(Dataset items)
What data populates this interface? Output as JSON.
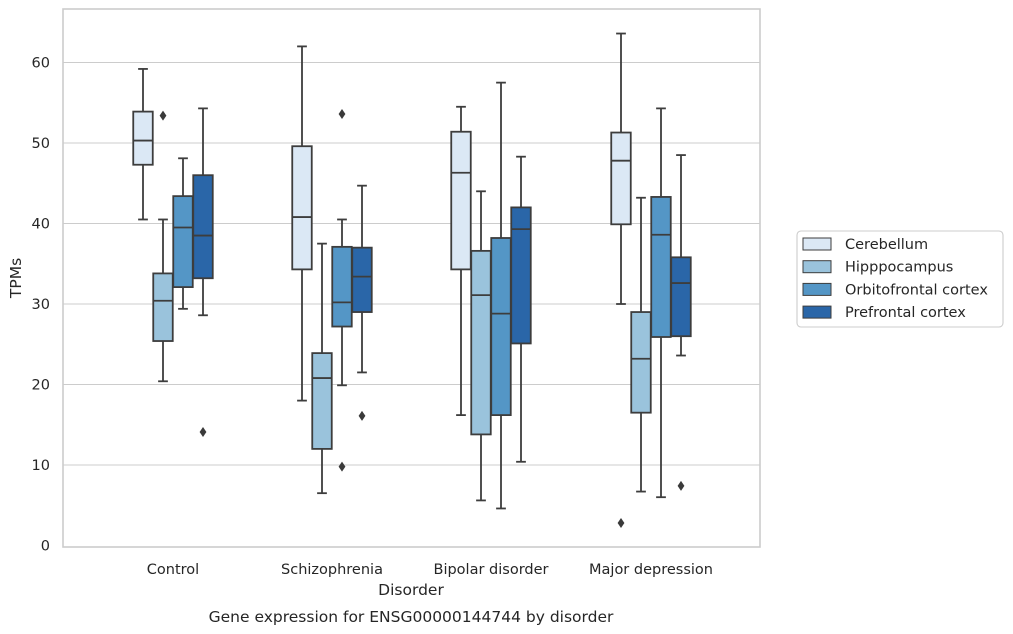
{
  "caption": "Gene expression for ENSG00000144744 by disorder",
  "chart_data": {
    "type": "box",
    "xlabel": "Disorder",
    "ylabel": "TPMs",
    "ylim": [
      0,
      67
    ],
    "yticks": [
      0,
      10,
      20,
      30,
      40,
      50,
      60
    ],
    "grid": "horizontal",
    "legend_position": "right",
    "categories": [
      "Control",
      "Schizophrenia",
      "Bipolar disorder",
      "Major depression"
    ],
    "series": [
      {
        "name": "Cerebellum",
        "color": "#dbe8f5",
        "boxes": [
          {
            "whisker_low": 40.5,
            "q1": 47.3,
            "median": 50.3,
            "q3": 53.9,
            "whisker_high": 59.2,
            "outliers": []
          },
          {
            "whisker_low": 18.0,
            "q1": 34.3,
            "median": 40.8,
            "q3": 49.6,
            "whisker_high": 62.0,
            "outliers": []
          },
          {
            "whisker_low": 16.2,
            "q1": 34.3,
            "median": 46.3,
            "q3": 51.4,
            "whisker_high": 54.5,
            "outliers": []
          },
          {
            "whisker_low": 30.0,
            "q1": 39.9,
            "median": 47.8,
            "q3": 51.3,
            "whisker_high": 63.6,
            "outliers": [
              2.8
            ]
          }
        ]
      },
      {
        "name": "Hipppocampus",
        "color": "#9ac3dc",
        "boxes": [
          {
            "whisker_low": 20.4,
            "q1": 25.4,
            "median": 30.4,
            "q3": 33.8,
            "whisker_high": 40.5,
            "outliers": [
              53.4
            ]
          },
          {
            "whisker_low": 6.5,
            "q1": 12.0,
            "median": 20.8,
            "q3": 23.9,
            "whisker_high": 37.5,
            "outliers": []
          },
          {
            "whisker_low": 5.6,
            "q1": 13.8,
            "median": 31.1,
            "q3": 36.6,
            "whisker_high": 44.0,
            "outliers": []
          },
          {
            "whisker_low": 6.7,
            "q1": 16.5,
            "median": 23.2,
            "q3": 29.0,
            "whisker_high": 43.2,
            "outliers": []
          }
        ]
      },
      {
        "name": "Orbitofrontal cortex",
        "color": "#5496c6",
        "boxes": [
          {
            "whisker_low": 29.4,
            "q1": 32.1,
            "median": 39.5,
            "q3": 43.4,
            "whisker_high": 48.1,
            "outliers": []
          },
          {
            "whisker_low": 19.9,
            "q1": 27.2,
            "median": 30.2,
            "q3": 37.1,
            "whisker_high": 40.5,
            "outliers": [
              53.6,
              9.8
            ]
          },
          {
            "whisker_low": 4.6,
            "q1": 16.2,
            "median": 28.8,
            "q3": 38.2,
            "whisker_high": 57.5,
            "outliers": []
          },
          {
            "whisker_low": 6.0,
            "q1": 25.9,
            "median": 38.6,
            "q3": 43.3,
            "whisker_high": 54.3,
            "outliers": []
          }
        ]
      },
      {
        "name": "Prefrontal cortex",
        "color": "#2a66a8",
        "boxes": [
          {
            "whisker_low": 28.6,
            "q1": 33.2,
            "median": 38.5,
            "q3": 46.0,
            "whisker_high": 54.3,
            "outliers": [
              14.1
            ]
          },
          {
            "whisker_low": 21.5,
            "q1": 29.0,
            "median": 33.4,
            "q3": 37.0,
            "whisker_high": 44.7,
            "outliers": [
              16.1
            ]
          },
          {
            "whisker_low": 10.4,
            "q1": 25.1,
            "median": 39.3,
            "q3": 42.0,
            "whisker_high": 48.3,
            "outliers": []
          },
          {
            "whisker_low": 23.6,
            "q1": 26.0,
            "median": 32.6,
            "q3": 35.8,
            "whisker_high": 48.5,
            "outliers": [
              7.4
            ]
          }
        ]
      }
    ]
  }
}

---

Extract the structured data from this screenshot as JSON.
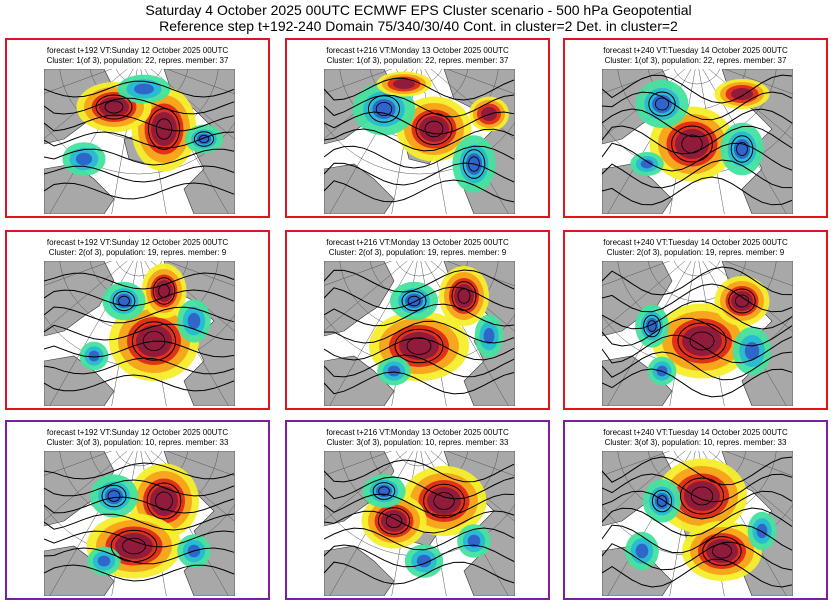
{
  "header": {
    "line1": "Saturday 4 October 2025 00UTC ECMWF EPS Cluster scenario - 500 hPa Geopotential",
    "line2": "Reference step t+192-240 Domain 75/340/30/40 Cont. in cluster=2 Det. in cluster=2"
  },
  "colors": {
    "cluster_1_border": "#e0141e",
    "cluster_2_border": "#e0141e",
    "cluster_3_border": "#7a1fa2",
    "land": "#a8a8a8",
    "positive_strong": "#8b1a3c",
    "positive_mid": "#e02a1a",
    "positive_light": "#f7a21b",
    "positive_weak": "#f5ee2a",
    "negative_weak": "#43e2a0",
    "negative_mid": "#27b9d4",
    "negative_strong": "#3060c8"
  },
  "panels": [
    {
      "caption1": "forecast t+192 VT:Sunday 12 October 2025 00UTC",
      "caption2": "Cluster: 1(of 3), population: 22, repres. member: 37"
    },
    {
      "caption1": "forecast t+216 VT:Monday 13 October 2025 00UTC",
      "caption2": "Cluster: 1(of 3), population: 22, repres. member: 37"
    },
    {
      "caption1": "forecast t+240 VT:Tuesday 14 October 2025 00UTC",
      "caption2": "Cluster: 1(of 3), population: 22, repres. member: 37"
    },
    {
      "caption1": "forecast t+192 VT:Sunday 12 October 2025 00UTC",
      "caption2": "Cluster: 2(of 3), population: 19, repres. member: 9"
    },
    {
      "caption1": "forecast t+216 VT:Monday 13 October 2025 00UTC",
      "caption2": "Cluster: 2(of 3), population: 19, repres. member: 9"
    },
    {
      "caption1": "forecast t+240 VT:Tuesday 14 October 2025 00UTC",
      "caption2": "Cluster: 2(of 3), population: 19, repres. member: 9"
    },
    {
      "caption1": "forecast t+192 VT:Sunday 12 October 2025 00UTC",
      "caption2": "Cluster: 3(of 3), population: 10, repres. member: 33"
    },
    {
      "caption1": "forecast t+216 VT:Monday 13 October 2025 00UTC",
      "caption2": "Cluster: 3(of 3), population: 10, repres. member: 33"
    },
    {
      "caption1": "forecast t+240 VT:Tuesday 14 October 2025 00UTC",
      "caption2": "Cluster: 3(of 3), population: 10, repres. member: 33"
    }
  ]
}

• **Instruction**
Gather every line from the listing above in which "this" appears, and copy those lines.

• **Task result**
What data populates this interface? Output as JSON.
Extract the structured data from this screenshot as JSON.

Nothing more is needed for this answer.